[Stored data]
┄┄┄┄┄┄

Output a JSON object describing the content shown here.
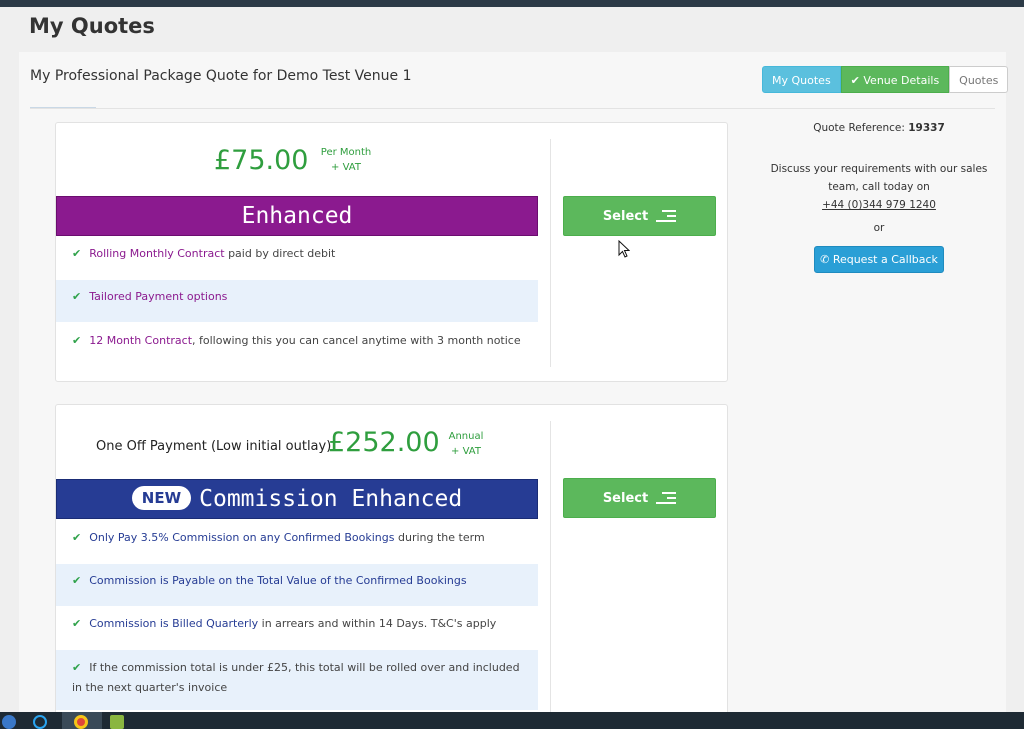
{
  "page": {
    "title": "My Quotes"
  },
  "panel": {
    "title": "My Professional Package Quote for Demo Test Venue 1",
    "nav": {
      "my_quotes": "My Quotes",
      "venue_details": "Venue Details",
      "quotes": "Quotes"
    }
  },
  "quote1": {
    "price": "£75.00",
    "period": "Per Month",
    "vat": "+ VAT",
    "package": "Enhanced",
    "features": [
      {
        "highlight": "Rolling Monthly Contract",
        "text": " paid by direct debit"
      },
      {
        "highlight": "Tailored Payment options",
        "text": ""
      },
      {
        "highlight": "12 Month Contract",
        "text": ", following this you can cancel anytime with 3 month notice"
      }
    ],
    "select_label": "Select"
  },
  "quote2": {
    "label": "One Off Payment (Low initial outlay)",
    "price": "£252.00",
    "period": "Annual",
    "vat": "+ VAT",
    "badge": "NEW",
    "package": "Commission Enhanced",
    "features": [
      {
        "highlight": "Only Pay 3.5% Commission on any Confirmed Bookings",
        "text": " during the term"
      },
      {
        "highlight": "Commission is Payable on the Total Value of the Confirmed Bookings",
        "text": ""
      },
      {
        "highlight": "Commission is Billed Quarterly",
        "text": " in arrears and within 14 Days. T&C's apply"
      },
      {
        "highlight": "",
        "text": "If the commission total is under £25, this total will be rolled over and included in the next quarter's invoice"
      }
    ],
    "select_label": "Select"
  },
  "sidebar": {
    "ref_label": "Quote Reference: ",
    "ref_value": "19337",
    "discuss_line1": "Discuss your requirements with our sales",
    "discuss_line2": "team, call today on",
    "phone": "+44 (0)344 979 1240",
    "or": "or",
    "callback_label": "Request a Callback"
  },
  "colors": {
    "price_green": "#2f9e3e",
    "enhanced_purple": "#8b1a8f",
    "commission_blue": "#263c94",
    "select_green": "#5cb85c",
    "info_blue": "#2a9fd6"
  }
}
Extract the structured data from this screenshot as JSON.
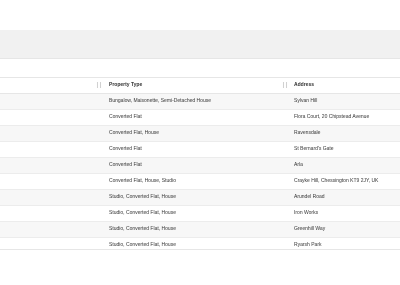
{
  "table": {
    "columns": [
      {
        "key": "property_type",
        "label": "Property Type"
      },
      {
        "key": "address",
        "label": "Address"
      }
    ],
    "rows": [
      {
        "property_type": "Bungalow, Maisonette, Semi-Detached House",
        "address": "Sylvan Hill"
      },
      {
        "property_type": "Converted Flat",
        "address": "Flora Court, 20 Chipstead Avenue"
      },
      {
        "property_type": "Converted Flat, House",
        "address": "Ravensdale"
      },
      {
        "property_type": "Converted Flat",
        "address": "St Bernard's Gate"
      },
      {
        "property_type": "Converted Flat",
        "address": "Arla"
      },
      {
        "property_type": "Converted Flat, House, Studio",
        "address": "Crayke Hill, Chessington KT9 2JY, UK"
      },
      {
        "property_type": "Studio, Converted Flat, House",
        "address": "Arundel Road"
      },
      {
        "property_type": "Studio, Converted Flat, House",
        "address": "Iron Works"
      },
      {
        "property_type": "Studio, Converted Flat, House",
        "address": "Greenhill Way"
      },
      {
        "property_type": "Studio, Converted Flat, House",
        "address": "Ryarsh Park"
      }
    ]
  },
  "icons": {
    "column_resize": "drag-handle-icon"
  }
}
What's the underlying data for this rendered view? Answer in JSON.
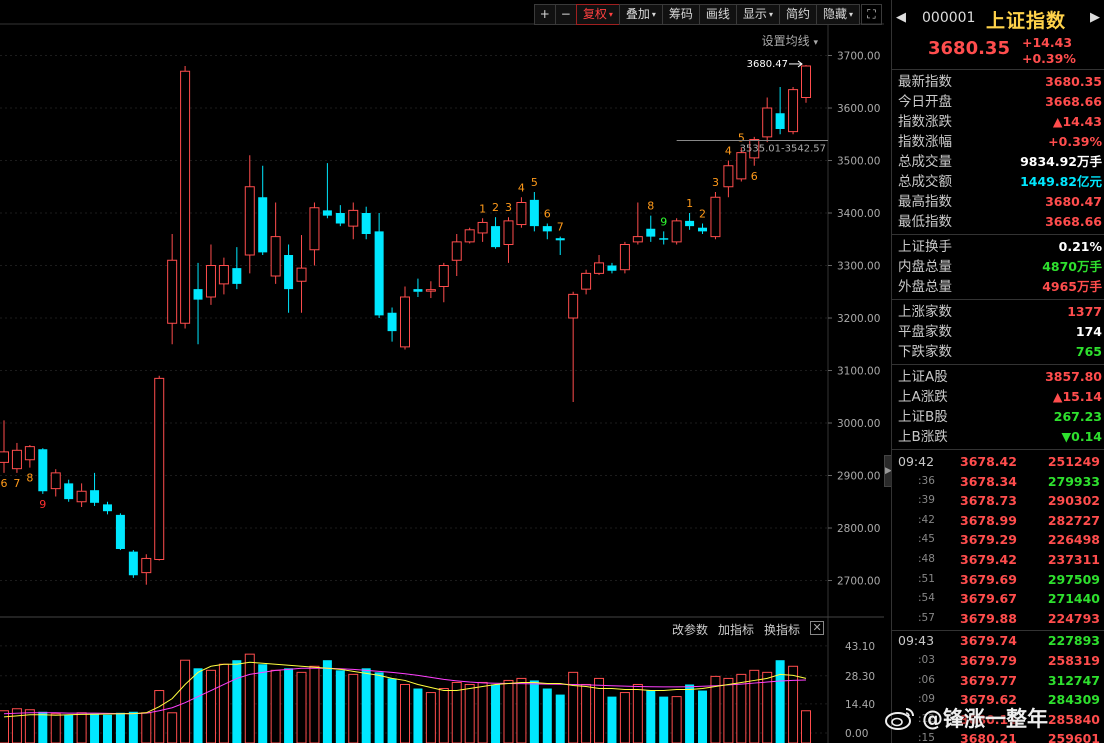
{
  "toolbar": {
    "plus": "+",
    "minus": "−",
    "buttons": [
      {
        "label": "复权",
        "dropdown": true,
        "active": true
      },
      {
        "label": "叠加",
        "dropdown": true,
        "active": false
      },
      {
        "label": "筹码",
        "dropdown": false,
        "active": false
      },
      {
        "label": "画线",
        "dropdown": false,
        "active": false
      },
      {
        "label": "显示",
        "dropdown": true,
        "active": false
      },
      {
        "label": "简约",
        "dropdown": false,
        "active": false
      },
      {
        "label": "隐藏",
        "dropdown": true,
        "active": false
      }
    ],
    "ma_setting": "设置均线",
    "dropdown_glyph": "▾"
  },
  "volume_panel": {
    "change_param": "改参数",
    "add_indicator": "加指标",
    "change_indicator": "换指标",
    "close_glyph": "✕"
  },
  "chart_data": {
    "type": "candlestick",
    "price_axis": {
      "ticks": [
        2700,
        2800,
        2900,
        3000,
        3100,
        3200,
        3300,
        3400,
        3500,
        3600,
        3700
      ],
      "tick_labels": [
        "2700.00",
        "2800.00",
        "2900.00",
        "3000.00",
        "3100.00",
        "3200.00",
        "3300.00",
        "3400.00",
        "3500.00",
        "3600.00",
        "3700.00"
      ],
      "range": [
        2640,
        3760
      ]
    },
    "volume_axis": {
      "ticks": [
        0,
        14.4,
        28.3,
        43.1
      ],
      "tick_labels": [
        "0.00",
        "14.40",
        "28.30",
        "43.10"
      ],
      "range": [
        0,
        46
      ]
    },
    "high_label": "3680.47",
    "ref_label": "3535.01-3542.57",
    "candles": [
      {
        "o": 2925,
        "c": 2945,
        "h": 3005,
        "l": 2905,
        "v": 11
      },
      {
        "o": 2913,
        "c": 2948,
        "h": 2962,
        "l": 2905,
        "v": 12
      },
      {
        "o": 2930,
        "c": 2955,
        "h": 2958,
        "l": 2915,
        "v": 11.5
      },
      {
        "o": 2950,
        "c": 2870,
        "h": 2952,
        "l": 2865,
        "v": 10.5
      },
      {
        "o": 2875,
        "c": 2905,
        "h": 2912,
        "l": 2860,
        "v": 9.5
      },
      {
        "o": 2885,
        "c": 2855,
        "h": 2892,
        "l": 2850,
        "v": 9
      },
      {
        "o": 2850,
        "c": 2870,
        "h": 2885,
        "l": 2840,
        "v": 10
      },
      {
        "o": 2872,
        "c": 2848,
        "h": 2905,
        "l": 2842,
        "v": 9.5
      },
      {
        "o": 2845,
        "c": 2832,
        "h": 2850,
        "l": 2826,
        "v": 9
      },
      {
        "o": 2825,
        "c": 2760,
        "h": 2828,
        "l": 2758,
        "v": 10
      },
      {
        "o": 2755,
        "c": 2710,
        "h": 2758,
        "l": 2705,
        "v": 10.5
      },
      {
        "o": 2715,
        "c": 2742,
        "h": 2750,
        "l": 2692,
        "v": 10
      },
      {
        "o": 2740,
        "c": 3085,
        "h": 3090,
        "l": 2738,
        "v": 21
      },
      {
        "o": 3190,
        "c": 3310,
        "h": 3360,
        "l": 3150,
        "v": 10
      },
      {
        "o": 3190,
        "c": 3670,
        "h": 3680,
        "l": 3180,
        "v": 36
      },
      {
        "o": 3255,
        "c": 3235,
        "h": 3305,
        "l": 3150,
        "v": 32
      },
      {
        "o": 3240,
        "c": 3300,
        "h": 3340,
        "l": 3225,
        "v": 31
      },
      {
        "o": 3265,
        "c": 3300,
        "h": 3315,
        "l": 3245,
        "v": 34
      },
      {
        "o": 3295,
        "c": 3265,
        "h": 3335,
        "l": 3255,
        "v": 36
      },
      {
        "o": 3320,
        "c": 3450,
        "h": 3510,
        "l": 3285,
        "v": 39
      },
      {
        "o": 3430,
        "c": 3325,
        "h": 3490,
        "l": 3320,
        "v": 34
      },
      {
        "o": 3280,
        "c": 3355,
        "h": 3420,
        "l": 3265,
        "v": 31
      },
      {
        "o": 3320,
        "c": 3255,
        "h": 3340,
        "l": 3210,
        "v": 32
      },
      {
        "o": 3270,
        "c": 3295,
        "h": 3358,
        "l": 3210,
        "v": 30
      },
      {
        "o": 3330,
        "c": 3410,
        "h": 3420,
        "l": 3300,
        "v": 33
      },
      {
        "o": 3405,
        "c": 3395,
        "h": 3495,
        "l": 3390,
        "v": 36
      },
      {
        "o": 3400,
        "c": 3380,
        "h": 3415,
        "l": 3375,
        "v": 31
      },
      {
        "o": 3375,
        "c": 3405,
        "h": 3420,
        "l": 3350,
        "v": 29
      },
      {
        "o": 3400,
        "c": 3360,
        "h": 3412,
        "l": 3350,
        "v": 32
      },
      {
        "o": 3365,
        "c": 3205,
        "h": 3400,
        "l": 3200,
        "v": 30
      },
      {
        "o": 3210,
        "c": 3175,
        "h": 3220,
        "l": 3155,
        "v": 27
      },
      {
        "o": 3145,
        "c": 3240,
        "h": 3260,
        "l": 3140,
        "v": 24
      },
      {
        "o": 3255,
        "c": 3250,
        "h": 3275,
        "l": 3240,
        "v": 22
      },
      {
        "o": 3252,
        "c": 3254,
        "h": 3270,
        "l": 3238,
        "v": 20
      },
      {
        "o": 3260,
        "c": 3300,
        "h": 3305,
        "l": 3230,
        "v": 22
      },
      {
        "o": 3310,
        "c": 3345,
        "h": 3360,
        "l": 3280,
        "v": 25
      },
      {
        "o": 3345,
        "c": 3368,
        "h": 3372,
        "l": 3342,
        "v": 24
      },
      {
        "o": 3362,
        "c": 3382,
        "h": 3390,
        "l": 3345,
        "v": 25
      },
      {
        "o": 3375,
        "c": 3335,
        "h": 3392,
        "l": 3332,
        "v": 24
      },
      {
        "o": 3340,
        "c": 3385,
        "h": 3392,
        "l": 3305,
        "v": 26
      },
      {
        "o": 3378,
        "c": 3420,
        "h": 3430,
        "l": 3372,
        "v": 27
      },
      {
        "o": 3425,
        "c": 3375,
        "h": 3440,
        "l": 3365,
        "v": 26
      },
      {
        "o": 3375,
        "c": 3365,
        "h": 3380,
        "l": 3350,
        "v": 22
      },
      {
        "o": 3352,
        "c": 3348,
        "h": 3355,
        "l": 3320,
        "v": 19
      },
      {
        "o": 3200,
        "c": 3245,
        "h": 3250,
        "l": 3040,
        "v": 30
      },
      {
        "o": 3255,
        "c": 3285,
        "h": 3292,
        "l": 3245,
        "v": 24
      },
      {
        "o": 3285,
        "c": 3305,
        "h": 3320,
        "l": 3282,
        "v": 27
      },
      {
        "o": 3300,
        "c": 3290,
        "h": 3305,
        "l": 3285,
        "v": 18
      },
      {
        "o": 3292,
        "c": 3340,
        "h": 3345,
        "l": 3285,
        "v": 20
      },
      {
        "o": 3345,
        "c": 3355,
        "h": 3420,
        "l": 3340,
        "v": 24
      },
      {
        "o": 3370,
        "c": 3355,
        "h": 3395,
        "l": 3345,
        "v": 21
      },
      {
        "o": 3352,
        "c": 3350,
        "h": 3365,
        "l": 3340,
        "v": 18
      },
      {
        "o": 3345,
        "c": 3385,
        "h": 3390,
        "l": 3340,
        "v": 18
      },
      {
        "o": 3385,
        "c": 3375,
        "h": 3400,
        "l": 3368,
        "v": 24
      },
      {
        "o": 3372,
        "c": 3365,
        "h": 3380,
        "l": 3360,
        "v": 21
      },
      {
        "o": 3355,
        "c": 3430,
        "h": 3440,
        "l": 3350,
        "v": 28
      },
      {
        "o": 3450,
        "c": 3490,
        "h": 3500,
        "l": 3430,
        "v": 27
      },
      {
        "o": 3465,
        "c": 3515,
        "h": 3525,
        "l": 3460,
        "v": 29
      },
      {
        "o": 3505,
        "c": 3540,
        "h": 3545,
        "l": 3490,
        "v": 31
      },
      {
        "o": 3545,
        "c": 3600,
        "h": 3620,
        "l": 3535,
        "v": 30
      },
      {
        "o": 3590,
        "c": 3560,
        "h": 3640,
        "l": 3550,
        "v": 36
      },
      {
        "o": 3555,
        "c": 3635,
        "h": 3640,
        "l": 3550,
        "v": 33
      },
      {
        "o": 3620,
        "c": 3680,
        "h": 3682,
        "l": 3610,
        "v": 11
      }
    ],
    "ma_short": [
      8,
      8.5,
      9,
      9,
      8.8,
      9,
      9.2,
      9.3,
      9.4,
      9.5,
      9.6,
      10,
      13,
      17,
      24,
      30,
      33,
      34,
      34,
      35,
      34.5,
      34,
      33.5,
      33,
      32.5,
      32,
      31.5,
      30.5,
      29.5,
      28.5,
      27,
      26,
      24,
      22.5,
      21,
      21,
      22,
      23,
      24,
      24.5,
      25,
      25,
      24.5,
      24.5,
      23.5,
      23,
      22,
      22,
      21.5,
      21.5,
      21,
      21,
      21.5,
      21.5,
      22,
      23,
      24,
      25,
      26,
      27,
      29,
      28.5,
      27
    ],
    "ma_long": [
      9.5,
      9.8,
      10,
      10,
      10,
      9.8,
      9.8,
      9.8,
      9.7,
      9.6,
      9.6,
      9.8,
      11,
      12.5,
      15,
      18,
      21,
      24,
      27,
      29,
      30,
      31,
      31.5,
      32,
      32,
      32,
      31.8,
      31.5,
      31,
      30.5,
      30,
      29.3,
      28.5,
      27.5,
      26.5,
      25.8,
      25.2,
      24.8,
      24.6,
      24.5,
      24.4,
      24.3,
      24.2,
      24.1,
      24,
      23.8,
      23.6,
      23.4,
      23.2,
      23,
      22.9,
      22.8,
      22.8,
      22.9,
      23.1,
      23.4,
      23.8,
      24.2,
      24.7,
      25.2,
      25.7,
      26,
      26.2
    ],
    "td_labels": [
      {
        "i": 0,
        "t": "6",
        "c": "orange",
        "pos": "below"
      },
      {
        "i": 1,
        "t": "7",
        "c": "orange",
        "pos": "below"
      },
      {
        "i": 2,
        "t": "8",
        "c": "orange",
        "pos": "below"
      },
      {
        "i": 3,
        "t": "9",
        "c": "red",
        "pos": "below"
      },
      {
        "i": 37,
        "t": "1",
        "c": "orange",
        "pos": "above"
      },
      {
        "i": 38,
        "t": "2",
        "c": "orange",
        "pos": "above"
      },
      {
        "i": 39,
        "t": "3",
        "c": "orange",
        "pos": "above"
      },
      {
        "i": 40,
        "t": "4",
        "c": "orange",
        "pos": "above"
      },
      {
        "i": 41,
        "t": "5",
        "c": "orange",
        "pos": "above"
      },
      {
        "i": 42,
        "t": "6",
        "c": "orange",
        "pos": "above"
      },
      {
        "i": 43,
        "t": "7",
        "c": "orange",
        "pos": "above"
      },
      {
        "i": 50,
        "t": "8",
        "c": "orange",
        "pos": "above"
      },
      {
        "i": 51,
        "t": "9",
        "c": "green",
        "pos": "above"
      },
      {
        "i": 53,
        "t": "1",
        "c": "orange",
        "pos": "above"
      },
      {
        "i": 54,
        "t": "2",
        "c": "orange",
        "pos": "above"
      },
      {
        "i": 55,
        "t": "3",
        "c": "orange",
        "pos": "above"
      },
      {
        "i": 56,
        "t": "4",
        "c": "orange",
        "pos": "above"
      },
      {
        "i": 57,
        "t": "5",
        "c": "orange",
        "pos": "above"
      },
      {
        "i": 58,
        "t": "6",
        "c": "orange",
        "pos": "below"
      }
    ],
    "colors": {
      "up": "#ff4d4d",
      "down": "#00e8ff",
      "ma_short": "#ffff40",
      "ma_long": "#ff40ff",
      "grid": "#222",
      "axis_text": "#aaaaaa"
    }
  },
  "side": {
    "nav_prev": "◀",
    "nav_next": "▶",
    "code": "000001",
    "name": "上证指数",
    "price": "3680.35",
    "change": "+14.43",
    "change_pct": "+0.39%",
    "rows1": [
      {
        "k": "最新指数",
        "v": "3680.35",
        "c": "red"
      },
      {
        "k": "今日开盘",
        "v": "3668.66",
        "c": "red"
      },
      {
        "k": "指数涨跌",
        "v": "▲14.43",
        "c": "red"
      },
      {
        "k": "指数涨幅",
        "v": "+0.39%",
        "c": "red"
      },
      {
        "k": "总成交量",
        "v": "9834.92万手",
        "c": "white"
      },
      {
        "k": "总成交额",
        "v": "1449.82亿元",
        "c": "cyan"
      },
      {
        "k": "最高指数",
        "v": "3680.47",
        "c": "red"
      },
      {
        "k": "最低指数",
        "v": "3668.66",
        "c": "red"
      }
    ],
    "rows2": [
      {
        "k": "上证换手",
        "v": "0.21%",
        "c": "white"
      },
      {
        "k": "内盘总量",
        "v": "4870万手",
        "c": "green"
      },
      {
        "k": "外盘总量",
        "v": "4965万手",
        "c": "red"
      }
    ],
    "rows3": [
      {
        "k": "上涨家数",
        "v": "1377",
        "c": "red"
      },
      {
        "k": "平盘家数",
        "v": "174",
        "c": "white"
      },
      {
        "k": "下跌家数",
        "v": "765",
        "c": "green"
      }
    ],
    "rows4": [
      {
        "k": "上证A股",
        "v": "3857.80",
        "c": "red"
      },
      {
        "k": "上A涨跌",
        "v": "▲15.14",
        "c": "red"
      },
      {
        "k": "上证B股",
        "v": "267.23",
        "c": "green"
      },
      {
        "k": "上B涨跌",
        "v": "▼0.14",
        "c": "green"
      }
    ],
    "ticks_a": [
      {
        "t": "09:42",
        "p": "3678.42",
        "q": "251249",
        "qc": "red",
        "small": false
      },
      {
        "t": ":36",
        "p": "3678.34",
        "q": "279933",
        "qc": "green",
        "small": true
      },
      {
        "t": ":39",
        "p": "3678.73",
        "q": "290302",
        "qc": "red",
        "small": true
      },
      {
        "t": ":42",
        "p": "3678.99",
        "q": "282727",
        "qc": "red",
        "small": true
      },
      {
        "t": ":45",
        "p": "3679.29",
        "q": "226498",
        "qc": "red",
        "small": true
      },
      {
        "t": ":48",
        "p": "3679.42",
        "q": "237311",
        "qc": "red",
        "small": true
      },
      {
        "t": ":51",
        "p": "3679.69",
        "q": "297509",
        "qc": "green",
        "small": true
      },
      {
        "t": ":54",
        "p": "3679.67",
        "q": "271440",
        "qc": "green",
        "small": true
      },
      {
        "t": ":57",
        "p": "3679.88",
        "q": "224793",
        "qc": "red",
        "small": true
      }
    ],
    "ticks_b": [
      {
        "t": "09:43",
        "p": "3679.74",
        "q": "227893",
        "qc": "green",
        "small": false
      },
      {
        "t": ":03",
        "p": "3679.79",
        "q": "258319",
        "qc": "red",
        "small": true
      },
      {
        "t": ":06",
        "p": "3679.77",
        "q": "312747",
        "qc": "green",
        "small": true
      },
      {
        "t": ":09",
        "p": "3679.62",
        "q": "284309",
        "qc": "green",
        "small": true
      },
      {
        "t": ":12",
        "p": "3680.11",
        "q": "285840",
        "qc": "red",
        "small": true
      },
      {
        "t": ":15",
        "p": "3680.21",
        "q": "259601",
        "qc": "red",
        "small": true
      }
    ]
  },
  "watermark": {
    "text": "@锋涨一整年",
    "icon": "weibo-icon"
  },
  "collapse_glyph": "▶"
}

┄┄┄┄┄┄

Aim:
Go through the listing above and list every line that has the word "Payment".

Final result:
        "highlight": "Tailored Payment options",
    "label": "One Off Payment (Low initial outlay)",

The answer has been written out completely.